(Excerpted text Opens)

Hi there I have an MS Access frontend and MySQL backend. Everthing runs well however I am trying to avoid the following. On an Access form, I use it to do read queries. Once the results are shown on the Access form (excel like format), I can sort A-Z, Z-A etc

The thing is that everytime I do any sorting, I can see on MySQL Administrator that a query (in fact more than one) is being performed. I need to avoid this for obvious reasons, as I user will constantly do sortings and all sort of things with the displayed data.

Since the the data is displayed already in the client side (Access form), I don't undertand the reason for MySQL to be requeried again when doing the sorting. I would expect anything you do with the results of the query will happen "locally".

Any ideas what I am doing and wrong and/or how to avoid this ?

thanks ind advance

A: 

That's pretty typical to make a roundtrip back to the server for sorting. I would imagine most applications do not sort from internal memory but hit the database again. It would probably be quicker to sort locally if you only had a handful of rows. But if you are dealing with millions of rows it is going to be much quicker to perform that sort on the db as that is what it is made for.

Why do you not want it to make that roundtrip for sorting?

spinon
A: 

thanks for answering the thing is that each query (from a table with 100,000+ records) usually results on 10-20 records being displayed only.

The user then can check which option is cheaper by sorting by price. At this stage I don't want to query back the mysql db...I want it to happen locally...as all the information is already at the client's side (like I said, only 10-20 rows are displayed)

The reason is because there can be 1000+ users at once connected and obviously I am trying to avoid as much queries to mysql as possible.

griseldas
I understand the concern but this is what databases are built for. Make sure you have indexes on the needed columns and use limit statements to only return the number of rows that are being displayed. Also in the future this should have been posted as a comment to an answer or edited to be in your original question.
spinon
Hi, thanks for inputYes, I know I should have put it as a comment, however I didn't get any (both messages only had "link ! flag" links , nothing else.But this message (yours) does have "comment" that's why I was able to add the comment where it should be.... :(Sorry.

(Excerpted text Closes)
(Records provided Opens)

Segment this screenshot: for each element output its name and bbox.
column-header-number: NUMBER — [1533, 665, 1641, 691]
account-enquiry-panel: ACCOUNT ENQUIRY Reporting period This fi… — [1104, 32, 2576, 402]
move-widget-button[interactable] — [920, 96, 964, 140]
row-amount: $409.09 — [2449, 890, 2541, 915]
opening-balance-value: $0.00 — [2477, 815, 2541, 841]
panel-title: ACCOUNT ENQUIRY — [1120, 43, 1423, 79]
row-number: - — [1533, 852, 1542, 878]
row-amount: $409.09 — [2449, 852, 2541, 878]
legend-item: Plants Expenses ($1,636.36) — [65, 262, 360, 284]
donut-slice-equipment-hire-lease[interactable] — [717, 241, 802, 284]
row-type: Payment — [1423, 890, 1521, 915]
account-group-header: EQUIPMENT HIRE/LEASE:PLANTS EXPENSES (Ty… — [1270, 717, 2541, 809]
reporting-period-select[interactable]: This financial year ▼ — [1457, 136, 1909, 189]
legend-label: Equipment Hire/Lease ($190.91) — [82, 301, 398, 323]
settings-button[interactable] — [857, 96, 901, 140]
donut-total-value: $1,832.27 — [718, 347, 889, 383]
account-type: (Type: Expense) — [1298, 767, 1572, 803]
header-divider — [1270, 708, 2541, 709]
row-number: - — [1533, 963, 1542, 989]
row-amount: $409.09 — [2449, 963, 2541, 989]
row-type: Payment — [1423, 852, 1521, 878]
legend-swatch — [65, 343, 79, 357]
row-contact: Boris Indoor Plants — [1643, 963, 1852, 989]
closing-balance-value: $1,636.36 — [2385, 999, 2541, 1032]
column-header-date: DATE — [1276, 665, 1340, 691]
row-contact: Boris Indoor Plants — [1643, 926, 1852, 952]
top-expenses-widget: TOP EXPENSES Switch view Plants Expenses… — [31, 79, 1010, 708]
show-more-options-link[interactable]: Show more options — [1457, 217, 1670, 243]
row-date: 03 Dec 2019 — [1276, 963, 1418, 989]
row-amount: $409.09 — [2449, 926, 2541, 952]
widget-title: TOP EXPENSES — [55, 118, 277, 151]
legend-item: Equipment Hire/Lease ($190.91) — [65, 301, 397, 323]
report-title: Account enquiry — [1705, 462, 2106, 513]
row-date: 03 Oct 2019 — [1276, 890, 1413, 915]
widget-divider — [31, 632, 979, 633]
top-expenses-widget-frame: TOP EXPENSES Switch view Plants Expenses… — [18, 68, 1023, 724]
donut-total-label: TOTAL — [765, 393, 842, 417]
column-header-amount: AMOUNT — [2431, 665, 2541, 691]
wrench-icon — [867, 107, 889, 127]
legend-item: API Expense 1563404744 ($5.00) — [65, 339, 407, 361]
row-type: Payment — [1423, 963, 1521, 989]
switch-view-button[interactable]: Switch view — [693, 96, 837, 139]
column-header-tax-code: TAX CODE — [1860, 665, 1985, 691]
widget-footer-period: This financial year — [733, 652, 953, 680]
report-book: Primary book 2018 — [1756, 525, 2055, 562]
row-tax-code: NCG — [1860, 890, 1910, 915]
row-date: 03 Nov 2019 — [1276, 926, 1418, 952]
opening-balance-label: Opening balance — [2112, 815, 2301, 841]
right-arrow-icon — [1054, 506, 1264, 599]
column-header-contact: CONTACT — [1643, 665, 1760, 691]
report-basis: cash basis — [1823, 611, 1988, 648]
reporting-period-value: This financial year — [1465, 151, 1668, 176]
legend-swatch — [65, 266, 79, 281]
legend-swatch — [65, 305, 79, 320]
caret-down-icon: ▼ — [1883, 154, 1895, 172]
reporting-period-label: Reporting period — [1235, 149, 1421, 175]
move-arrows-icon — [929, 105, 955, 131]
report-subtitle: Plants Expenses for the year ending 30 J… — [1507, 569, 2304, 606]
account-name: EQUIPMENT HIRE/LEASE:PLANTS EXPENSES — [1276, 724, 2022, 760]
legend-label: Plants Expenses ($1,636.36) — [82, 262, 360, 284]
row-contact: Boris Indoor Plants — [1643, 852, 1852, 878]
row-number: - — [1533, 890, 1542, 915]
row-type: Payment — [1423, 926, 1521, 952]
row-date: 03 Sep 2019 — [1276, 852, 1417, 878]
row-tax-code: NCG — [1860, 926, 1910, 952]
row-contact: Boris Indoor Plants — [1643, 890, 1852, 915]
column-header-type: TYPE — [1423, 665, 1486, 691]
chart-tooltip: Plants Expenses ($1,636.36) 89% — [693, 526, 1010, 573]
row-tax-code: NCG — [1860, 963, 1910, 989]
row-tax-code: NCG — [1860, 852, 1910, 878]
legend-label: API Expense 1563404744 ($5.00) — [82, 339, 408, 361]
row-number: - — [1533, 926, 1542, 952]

(Records provided Closes)

» **Work order 1**: Name every software product mentioned in the thread about sorting in Access with a MySQL backend.
» **Work order 2**: Write the next part of the thread about sorting in Access with a MySQL backend, starting after its last message.
You won't need the records for any of this.

» **Task result 1**: MS Access, MySQL, MySQL Administrator, Excel

» **Task result 2**:
griseldas
In regards to your comment "this is what databases are built for" I totally agree, however I have to find the best possible performance for the application I am creating.Currently I have Excel frontend, which reads the data from mysql, I then sort all visible rows, and all that happens within Excel (mysql is not being hit at all as the data is now on excel rows frontend.This works fantastic, fast and lowers the data going back and forth between mysql and excel frontend.I want now to convert the Excel frontend to an Access front end....
griseldas
...(continue) and find this problem which I am sure there must be a local way to handle it...
griseldas
@griseldas, Using the limit clause will give you better performance because you will not have to receive all 1000+ records from the server and store them in memory. Your server won't have to expend resources to read and send those extra records. Your client would not be able to sort the results without having all the records.
Marcus Adams
A: 

Is your form bound to the whole table? If so, that's a design error. It should be bound only to a limited recordset. In that case, only a small query is going to be executed server-side.

Secondly, you might want to turn on Jet SHOWPLAN (Google for it) and see what the Jet/ACE db engine is doing with regard to optimization.

Third, it may be hitting the server, but is it a significant hit?

Last of all, you may get the results you want by using disconnected recordsets assigned to your forms instead of bound recordsets. This is a lot more complicated than using the default bound forms, but can be necessary. It does make using Access a lot less pleasant as the fit and finish is not nearly as smooth as with traditional Access bound forms.